Extracted data entries:

________________________________________

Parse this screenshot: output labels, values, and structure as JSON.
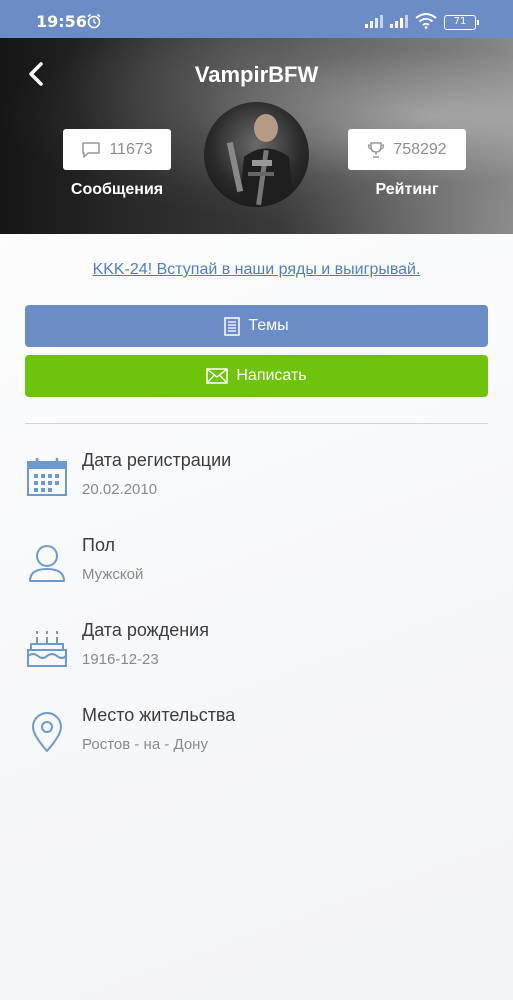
{
  "status_bar": {
    "time": "19:56",
    "battery": "71"
  },
  "header": {
    "username": "VampirBFW",
    "messages_count": "11673",
    "messages_label": "Сообщения",
    "rating_value": "758292",
    "rating_label": "Рейтинг"
  },
  "promo": {
    "link_text": "KKK-24! Вступай в наши ряды и выигрывай."
  },
  "buttons": {
    "topics_label": "Темы",
    "write_label": "Написать"
  },
  "info": {
    "registration": {
      "title": "Дата регистрации",
      "value": "20.02.2010"
    },
    "gender": {
      "title": "Пол",
      "value": "Мужской"
    },
    "birthdate": {
      "title": "Дата рождения",
      "value": "1916-12-23"
    },
    "location": {
      "title": "Место жительства",
      "value": "Ростов - на - Дону"
    }
  },
  "colors": {
    "accent_blue": "#6b8cc7",
    "accent_green": "#6dc40a",
    "link_blue": "#4e7fc1"
  },
  "icons": {
    "alarm": "alarm-clock-icon",
    "back": "chevron-left-icon",
    "messages": "speech-bubble-icon",
    "rating": "trophy-icon",
    "topics": "document-list-icon",
    "write": "envelope-icon",
    "registration": "calendar-icon",
    "gender": "person-icon",
    "birthdate": "birthday-cake-icon",
    "location": "map-pin-icon"
  }
}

________________________________________

- **WRITTEN EXERCISE**: Reproduce all entries without any change, and omit the pictures.

- **ANSWER**:
Parse this screenshot: output labels, values, and structure as JSON.
{
  "status_bar": {
    "time": "19:56",
    "battery": "71"
  },
  "header": {
    "username": "VampirBFW",
    "messages_count": "11673",
    "messages_label": "Сообщения",
    "rating_value": "758292",
    "rating_label": "Рейтинг"
  },
  "promo": {
    "link_text": "KKK-24! Вступай в наши ряды и выигрывай."
  },
  "buttons": {
    "topics_label": "Темы",
    "write_label": "Написать"
  },
  "info": {
    "registration": {
      "title": "Дата регистрации",
      "value": "20.02.2010"
    },
    "gender": {
      "title": "Пол",
      "value": "Мужской"
    },
    "birthdate": {
      "title": "Дата рождения",
      "value": "1916-12-23"
    },
    "location": {
      "title": "Место жительства",
      "value": "Ростов - на - Дону"
    }
  },
  "colors": {
    "accent_blue": "#6b8cc7",
    "accent_green": "#6dc40a",
    "link_blue": "#4e7fc1"
  },
  "icons": {
    "alarm": "alarm-clock-icon",
    "back": "chevron-left-icon",
    "messages": "speech-bubble-icon",
    "rating": "trophy-icon",
    "topics": "document-list-icon",
    "write": "envelope-icon",
    "registration": "calendar-icon",
    "gender": "person-icon",
    "birthdate": "birthday-cake-icon",
    "location": "map-pin-icon"
  }
}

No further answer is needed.